### [Set problem]
In this exercise, return the whole listing exactly, excluding any images.

### [Materials provided]
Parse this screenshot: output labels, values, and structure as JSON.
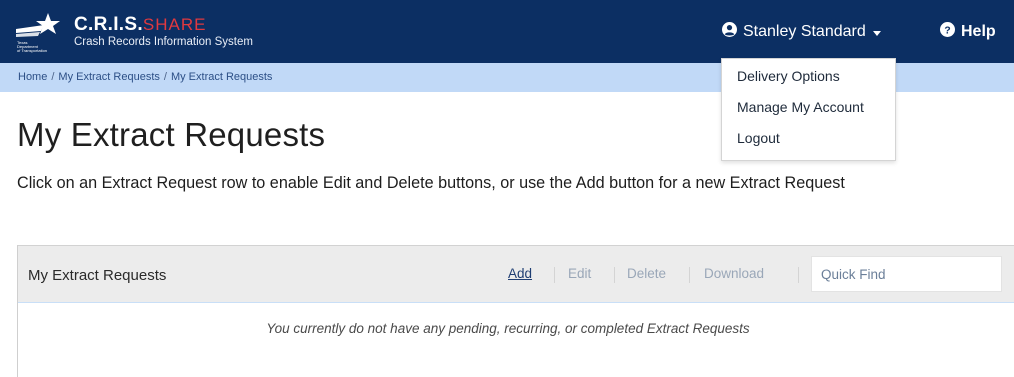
{
  "header": {
    "brand_title": "C.R.I.S.",
    "brand_title_accent": "SHARE",
    "brand_subtitle": "Crash Records Information System",
    "logo_text": "Texas Department of Transportation",
    "user_name": "Stanley Standard",
    "help_label": "Help"
  },
  "user_dropdown": {
    "items": [
      "Delivery Options",
      "Manage My Account",
      "Logout"
    ]
  },
  "breadcrumb": {
    "items": [
      "Home",
      "My Extract Requests",
      "My Extract Requests"
    ],
    "separator": "/"
  },
  "page": {
    "title": "My Extract Requests",
    "instructions": "Click on an Extract Request row to enable Edit and Delete buttons, or use the Add button for a new Extract Request"
  },
  "panel": {
    "title": "My Extract Requests",
    "actions": {
      "add": "Add",
      "edit": "Edit",
      "delete": "Delete",
      "download": "Download"
    },
    "quick_find_placeholder": "Quick Find",
    "quick_find_value": "",
    "empty_message": "You currently do not have any pending, recurring, or completed Extract Requests"
  },
  "colors": {
    "navbar": "#0c2f63",
    "breadcrumb_bar": "#c1d9f7",
    "accent_red": "#e0393f",
    "link": "#1f3e73",
    "disabled_action": "#9aa7b8"
  },
  "icons": {
    "user": "user-circle-icon",
    "help": "question-circle-icon",
    "caret": "caret-down-icon",
    "logo": "txdot-star-logo"
  }
}
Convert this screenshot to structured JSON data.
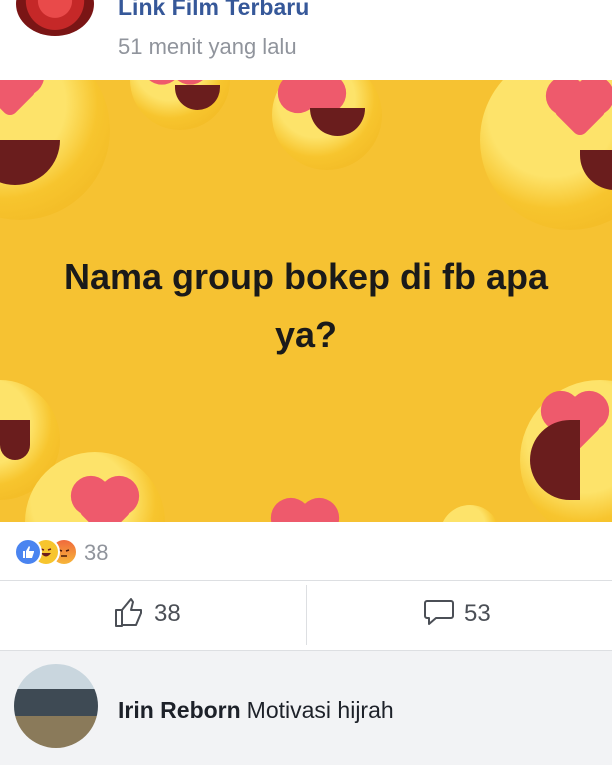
{
  "post": {
    "page_name": "Link Film Terbaru",
    "timestamp": "51 menit yang lalu",
    "image_text_line1": "Nama group bokep di fb apa",
    "image_text_line2": "ya?"
  },
  "reactions": {
    "count": "38",
    "types": [
      "like-icon",
      "haha-icon",
      "angry-icon"
    ]
  },
  "actions": {
    "like_count": "38",
    "comment_count": "53"
  },
  "comment": {
    "author": "Irin Reborn",
    "text": "Motivasi hijrah"
  },
  "colors": {
    "link": "#365899",
    "muted": "#90949c",
    "image_bg": "#f6c232",
    "like_blue": "#4a84f0"
  }
}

### [Output of the exercise]
Parse this screenshot: output labels, values, and structure as JSON.
{
  "header": {
    "brand_title": "C.R.I.S.",
    "brand_title_accent": "SHARE",
    "brand_subtitle": "Crash Records Information System",
    "logo_text": "Texas Department of Transportation",
    "user_name": "Stanley Standard",
    "help_label": "Help"
  },
  "user_dropdown": {
    "items": [
      "Delivery Options",
      "Manage My Account",
      "Logout"
    ]
  },
  "breadcrumb": {
    "items": [
      "Home",
      "My Extract Requests",
      "My Extract Requests"
    ],
    "separator": "/"
  },
  "page": {
    "title": "My Extract Requests",
    "instructions": "Click on an Extract Request row to enable Edit and Delete buttons, or use the Add button for a new Extract Request"
  },
  "panel": {
    "title": "My Extract Requests",
    "actions": {
      "add": "Add",
      "edit": "Edit",
      "delete": "Delete",
      "download": "Download"
    },
    "quick_find_placeholder": "Quick Find",
    "quick_find_value": "",
    "empty_message": "You currently do not have any pending, recurring, or completed Extract Requests"
  },
  "colors": {
    "navbar": "#0c2f63",
    "breadcrumb_bar": "#c1d9f7",
    "accent_red": "#e0393f",
    "link": "#1f3e73",
    "disabled_action": "#9aa7b8"
  },
  "icons": {
    "user": "user-circle-icon",
    "help": "question-circle-icon",
    "caret": "caret-down-icon",
    "logo": "txdot-star-logo"
  }
}
Convert this screenshot to structured JSON data.
{
  "post": {
    "page_name": "Link Film Terbaru",
    "timestamp": "51 menit yang lalu",
    "image_text_line1": "Nama group bokep di fb apa",
    "image_text_line2": "ya?"
  },
  "reactions": {
    "count": "38",
    "types": [
      "like-icon",
      "haha-icon",
      "angry-icon"
    ]
  },
  "actions": {
    "like_count": "38",
    "comment_count": "53"
  },
  "comment": {
    "author": "Irin Reborn",
    "text": "Motivasi hijrah"
  },
  "colors": {
    "link": "#365899",
    "muted": "#90949c",
    "image_bg": "#f6c232",
    "like_blue": "#4a84f0"
  }
}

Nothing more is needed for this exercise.